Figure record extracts
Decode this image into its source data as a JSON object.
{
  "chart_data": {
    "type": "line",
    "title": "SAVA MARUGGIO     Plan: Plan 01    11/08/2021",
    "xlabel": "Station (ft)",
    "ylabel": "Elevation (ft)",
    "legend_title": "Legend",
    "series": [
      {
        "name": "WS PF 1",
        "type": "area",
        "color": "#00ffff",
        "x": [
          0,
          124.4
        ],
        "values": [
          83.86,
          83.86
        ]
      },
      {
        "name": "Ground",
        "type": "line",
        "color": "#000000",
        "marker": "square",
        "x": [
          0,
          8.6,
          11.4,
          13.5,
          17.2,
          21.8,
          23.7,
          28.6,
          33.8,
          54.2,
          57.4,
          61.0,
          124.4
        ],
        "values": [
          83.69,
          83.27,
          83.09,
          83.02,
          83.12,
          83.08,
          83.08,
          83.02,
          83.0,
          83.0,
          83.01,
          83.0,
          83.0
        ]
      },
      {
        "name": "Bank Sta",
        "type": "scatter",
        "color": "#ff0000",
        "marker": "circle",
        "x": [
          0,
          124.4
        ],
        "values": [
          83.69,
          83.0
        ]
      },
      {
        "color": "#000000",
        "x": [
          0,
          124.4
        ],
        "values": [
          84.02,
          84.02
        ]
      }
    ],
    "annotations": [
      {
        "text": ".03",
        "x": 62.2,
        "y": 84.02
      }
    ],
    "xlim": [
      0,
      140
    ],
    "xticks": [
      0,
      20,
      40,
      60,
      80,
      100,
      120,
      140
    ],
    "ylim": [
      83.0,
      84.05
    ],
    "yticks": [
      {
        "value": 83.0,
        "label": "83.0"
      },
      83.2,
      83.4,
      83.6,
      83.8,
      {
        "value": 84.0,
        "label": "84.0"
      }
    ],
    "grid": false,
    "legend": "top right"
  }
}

Your task
Pull out every line of the records that includes the string "type".

Reply to the exercise
    "type": "line",
        "type": "area",
        "type": "line",
        "type": "scatter",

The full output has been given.